— start of Data for processing —

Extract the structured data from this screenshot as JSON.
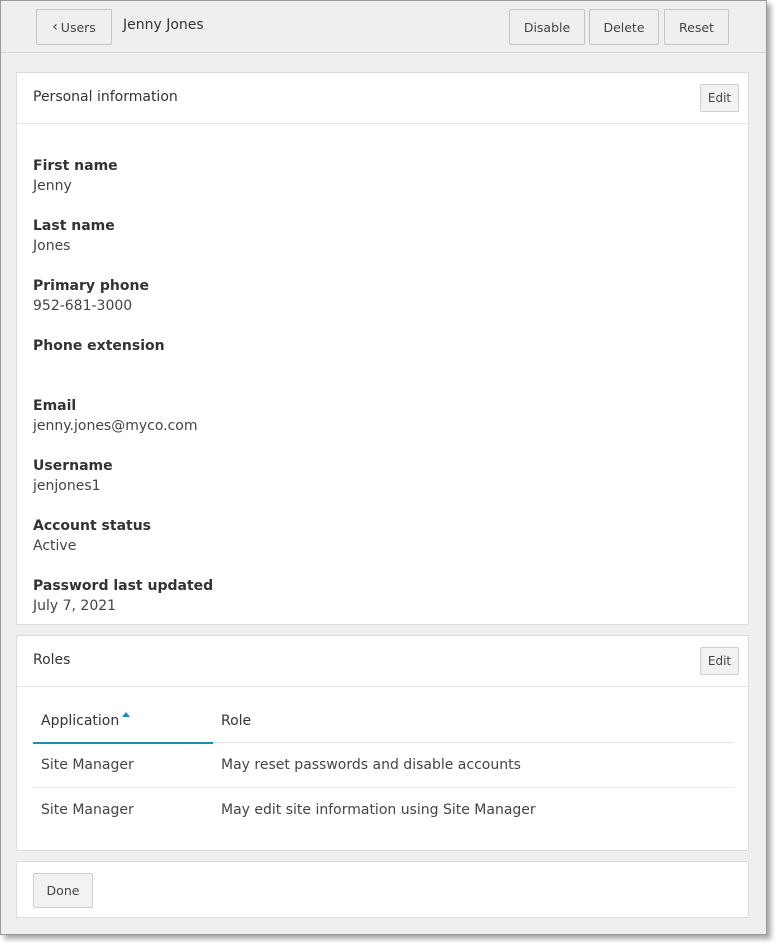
{
  "topbar": {
    "back_label": "Users",
    "title": "Jenny Jones",
    "disable_label": "Disable",
    "delete_label": "Delete",
    "reset_label": "Reset"
  },
  "personal": {
    "title": "Personal information",
    "edit_label": "Edit",
    "fields": [
      {
        "label": "First name",
        "value": "Jenny"
      },
      {
        "label": "Last name",
        "value": "Jones"
      },
      {
        "label": "Primary phone",
        "value": "952-681-3000"
      },
      {
        "label": "Phone extension",
        "value": ""
      },
      {
        "label": "Email",
        "value": "jenny.jones@myco.com"
      },
      {
        "label": "Username",
        "value": "jenjones1"
      },
      {
        "label": "Account status",
        "value": "Active"
      },
      {
        "label": "Password last updated",
        "value": "July 7, 2021"
      }
    ]
  },
  "roles": {
    "title": "Roles",
    "edit_label": "Edit",
    "columns": [
      "Application",
      "Role"
    ],
    "rows": [
      [
        "Site Manager",
        "May reset passwords and disable accounts"
      ],
      [
        "Site Manager",
        "May edit site information using Site Manager"
      ]
    ]
  },
  "footer": {
    "done_label": "Done"
  },
  "colors": {
    "accent": "#1a8cb8",
    "background": "#efefef"
  }
}
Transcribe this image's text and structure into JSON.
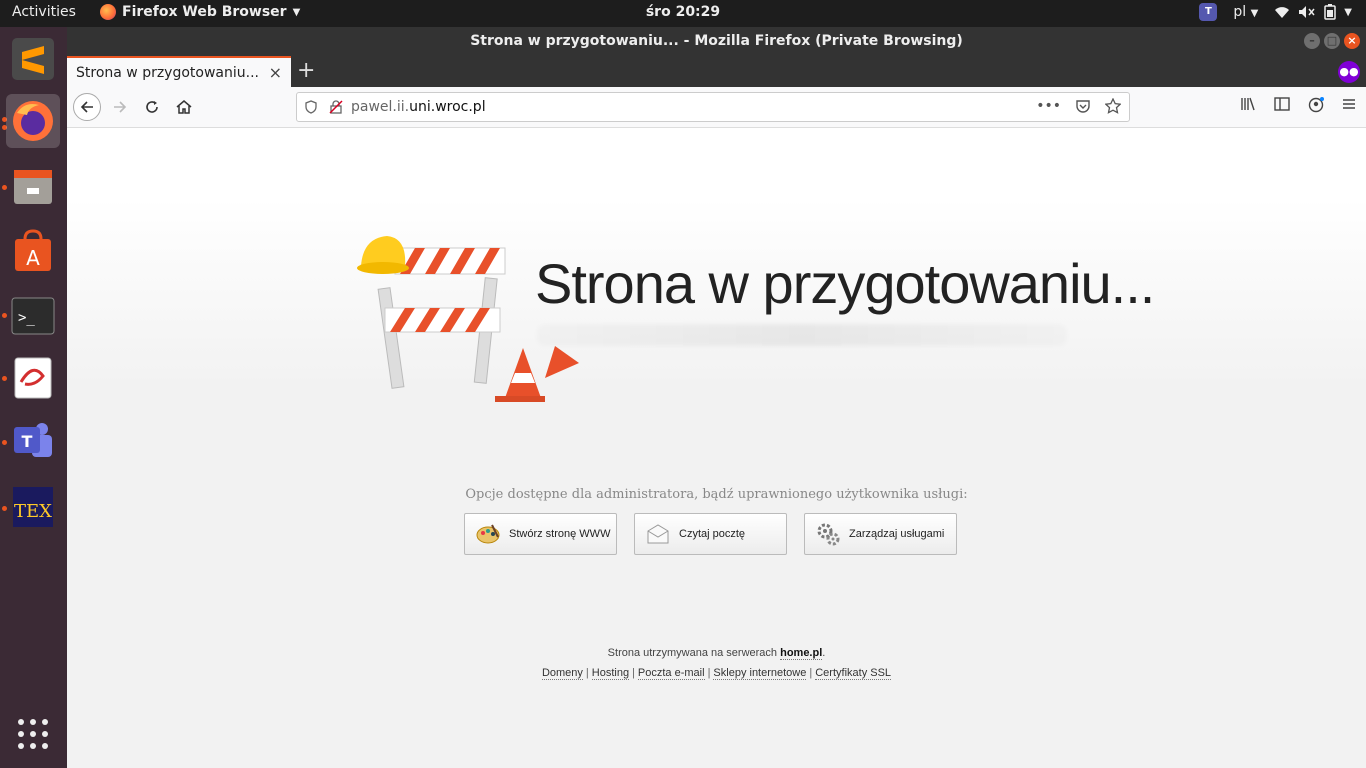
{
  "topbar": {
    "activities": "Activities",
    "app_name": "Firefox Web Browser",
    "clock": "śro 20:29",
    "lang": "pl"
  },
  "dock": {
    "items": [
      "sublime-text",
      "firefox",
      "files",
      "software-center",
      "terminal",
      "document-viewer",
      "teams",
      "texmaker",
      "show-applications"
    ]
  },
  "window": {
    "title": "Strona w przygotowaniu... - Mozilla Firefox (Private Browsing)"
  },
  "tab": {
    "label": "Strona w przygotowaniu..."
  },
  "urlbar": {
    "url_prefix": "pawel.ii.",
    "url_domain": "uni.wroc.pl"
  },
  "page": {
    "hero_title": "Strona w przygotowaniu...",
    "admin_text": "Opcje dostępne dla administratora, bądź uprawnionego użytkownika usługi:",
    "actions": [
      {
        "label": "Stwórz stronę WWW"
      },
      {
        "label": "Czytaj pocztę"
      },
      {
        "label": "Zarządzaj usługami"
      }
    ],
    "footer_text": "Strona utrzymywana na serwerach",
    "brand": "home.pl",
    "footer_links": [
      "Domeny",
      "Hosting",
      "Poczta e-mail",
      "Sklepy internetowe",
      "Certyfikaty SSL"
    ]
  },
  "colors": {
    "accent": "#e95420",
    "dock_bg": "#3b2a35",
    "private": "#8000d7"
  }
}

— end of Data for processing —

What this task involves: Pull out every line of the records that includes the string "Strona".

Worked answer:
    "title": "Strona w przygotowaniu... - Mozilla Firefox (Private Browsing)"
    "label": "Strona w przygotowaniu..."
    "hero_title": "Strona w przygotowaniu...",
    "footer_text": "Strona utrzymywana na serwerach",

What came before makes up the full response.